YOUR INSTRUCTIONS =
Take the lines from the one with "Parse this screenshot: output" through the end of the material below and repeat them exactly, dropping every picture.

━━━ PROVIDED RECORDS

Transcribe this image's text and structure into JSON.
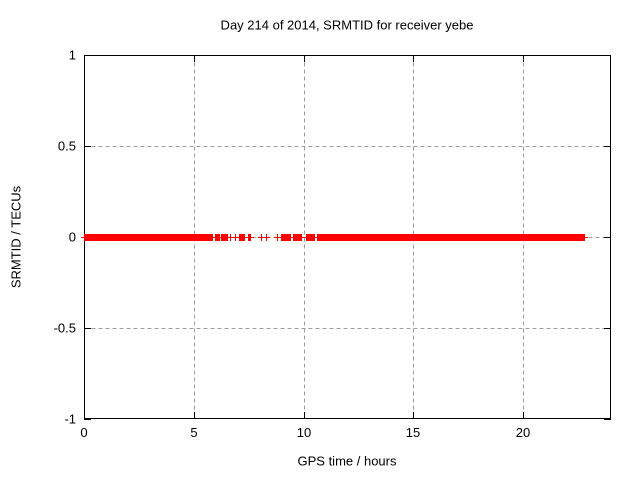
{
  "chart_data": {
    "type": "scatter",
    "title": "Day 214 of 2014, SRMTID for receiver yebe",
    "xlabel": "GPS time / hours",
    "ylabel": "SRMTID / TECUs",
    "xlim": [
      0,
      24
    ],
    "ylim": [
      -1,
      1
    ],
    "xtick_values": [
      0,
      5,
      10,
      15,
      20
    ],
    "xtick_labels": [
      "0",
      "5",
      "10",
      "15",
      "20"
    ],
    "ytick_values": [
      1,
      0.5,
      0,
      -0.5,
      -1
    ],
    "ytick_labels": [
      "1",
      "0.5",
      "0",
      "-0.5",
      "-1"
    ],
    "grid": true,
    "legend": "none",
    "marker": "plus",
    "series_y_value": 0,
    "dense_segments_x_hours": [
      [
        0.0,
        5.83
      ],
      [
        5.94,
        6.18
      ],
      [
        6.22,
        6.52
      ],
      [
        7.03,
        7.33
      ],
      [
        7.45,
        7.6
      ],
      [
        8.93,
        9.4
      ],
      [
        9.48,
        9.9
      ],
      [
        10.08,
        10.48
      ],
      [
        10.58,
        22.8
      ]
    ],
    "isolated_points_x_hours": [
      6.66,
      6.89,
      8.06,
      8.27,
      8.77
    ],
    "data_x_range_hours": [
      0.0,
      22.8
    ],
    "colors": {
      "points": "#ff0000",
      "grid": "#9c9c9c",
      "axis": "#000000",
      "background": "#ffffff",
      "text": "#000000"
    }
  }
}
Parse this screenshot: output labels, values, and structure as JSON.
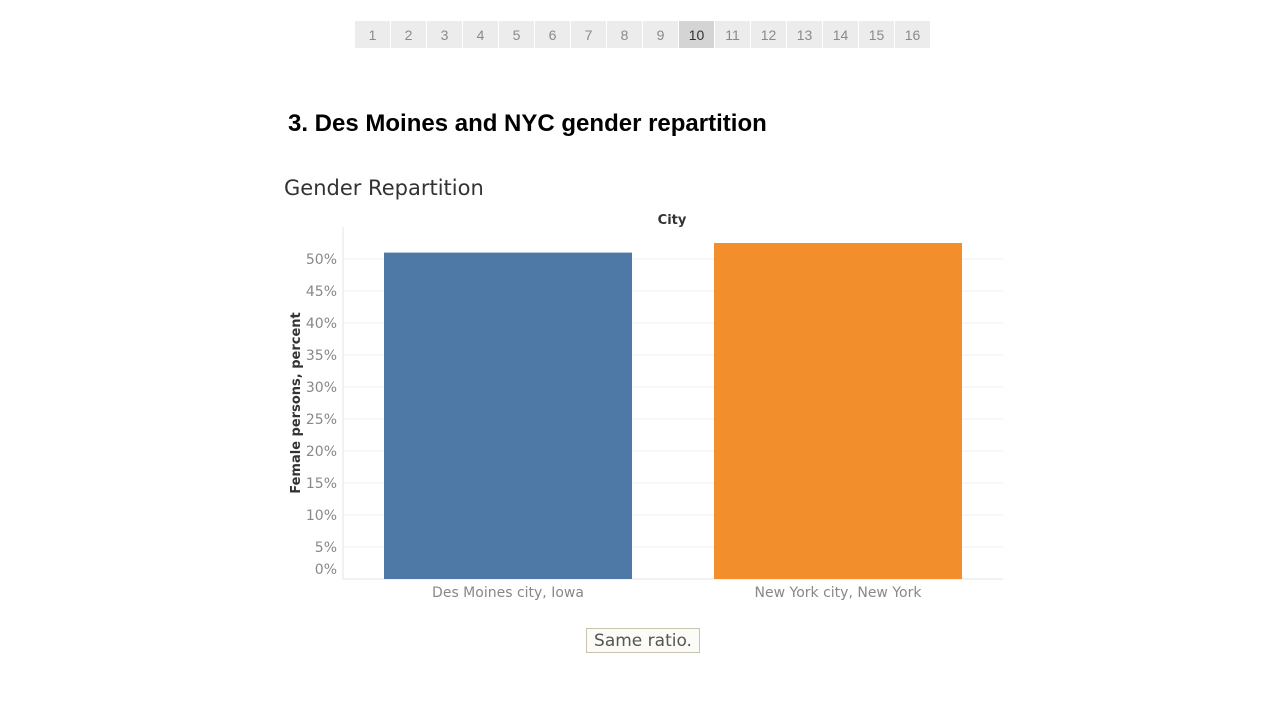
{
  "pager": {
    "pages": [
      "1",
      "2",
      "3",
      "4",
      "5",
      "6",
      "7",
      "8",
      "9",
      "10",
      "11",
      "12",
      "13",
      "14",
      "15",
      "16"
    ],
    "active": "10"
  },
  "story_title": "3. Des Moines and NYC gender repartition",
  "caption": "Same ratio.",
  "colors": {
    "des_moines_bar": "#4e79a7",
    "new_york_bar": "#f28e2b",
    "tick_text": "#888888",
    "grid": "#f2f2f2"
  },
  "chart_data": {
    "type": "bar",
    "title": "Gender Repartition",
    "column_header": "City",
    "ylabel": "Female persons, percent",
    "xlabel": "",
    "categories": [
      "Des Moines city, Iowa",
      "New York city, New York"
    ],
    "values": [
      51.0,
      52.5
    ],
    "ylim": [
      0,
      52.5
    ],
    "yticks": [
      0,
      5,
      10,
      15,
      20,
      25,
      30,
      35,
      40,
      45,
      50
    ],
    "ytick_labels": [
      "0%",
      "5%",
      "10%",
      "15%",
      "20%",
      "25%",
      "30%",
      "35%",
      "40%",
      "45%",
      "50%"
    ],
    "grid": true,
    "legend": "none"
  }
}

━━━━━━

ANSWER TO THE EXERCISE =
Parse this screenshot: output labels, values, and structure as JSON.
{
  "pager": {
    "pages": [
      "1",
      "2",
      "3",
      "4",
      "5",
      "6",
      "7",
      "8",
      "9",
      "10",
      "11",
      "12",
      "13",
      "14",
      "15",
      "16"
    ],
    "active": "10"
  },
  "story_title": "3. Des Moines and NYC gender repartition",
  "caption": "Same ratio.",
  "colors": {
    "des_moines_bar": "#4e79a7",
    "new_york_bar": "#f28e2b",
    "tick_text": "#888888",
    "grid": "#f2f2f2"
  },
  "chart_data": {
    "type": "bar",
    "title": "Gender Repartition",
    "column_header": "City",
    "ylabel": "Female persons, percent",
    "xlabel": "",
    "categories": [
      "Des Moines city, Iowa",
      "New York city, New York"
    ],
    "values": [
      51.0,
      52.5
    ],
    "ylim": [
      0,
      52.5
    ],
    "yticks": [
      0,
      5,
      10,
      15,
      20,
      25,
      30,
      35,
      40,
      45,
      50
    ],
    "ytick_labels": [
      "0%",
      "5%",
      "10%",
      "15%",
      "20%",
      "25%",
      "30%",
      "35%",
      "40%",
      "45%",
      "50%"
    ],
    "grid": true,
    "legend": "none"
  }
}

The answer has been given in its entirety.